§ **Problem description**:
Retype the records from their first line through the line that contains "380, 690, 390]", both ends included, copying each line exactly.

§ **Input rows**:
######

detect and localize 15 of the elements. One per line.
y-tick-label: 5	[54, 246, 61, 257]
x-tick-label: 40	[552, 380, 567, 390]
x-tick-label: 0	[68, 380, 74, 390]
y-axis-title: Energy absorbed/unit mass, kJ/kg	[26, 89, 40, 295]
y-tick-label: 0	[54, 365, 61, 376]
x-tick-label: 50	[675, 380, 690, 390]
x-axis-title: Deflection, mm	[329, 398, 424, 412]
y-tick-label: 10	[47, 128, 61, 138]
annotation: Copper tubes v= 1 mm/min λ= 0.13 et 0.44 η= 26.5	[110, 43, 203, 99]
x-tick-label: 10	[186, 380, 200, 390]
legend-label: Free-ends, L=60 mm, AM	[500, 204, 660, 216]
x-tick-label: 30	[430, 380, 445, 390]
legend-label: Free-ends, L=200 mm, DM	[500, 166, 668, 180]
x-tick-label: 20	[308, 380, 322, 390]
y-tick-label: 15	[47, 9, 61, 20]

######

§ **Solution**:
detect and localize 15 of the elements. One per line.
y-tick-label: 5	[54, 246, 61, 257]
x-tick-label: 40	[552, 380, 567, 390]
x-tick-label: 0	[68, 380, 74, 390]
y-axis-title: Energy absorbed/unit mass, kJ/kg	[26, 89, 40, 295]
y-tick-label: 0	[54, 365, 61, 376]
x-tick-label: 50	[675, 380, 690, 390]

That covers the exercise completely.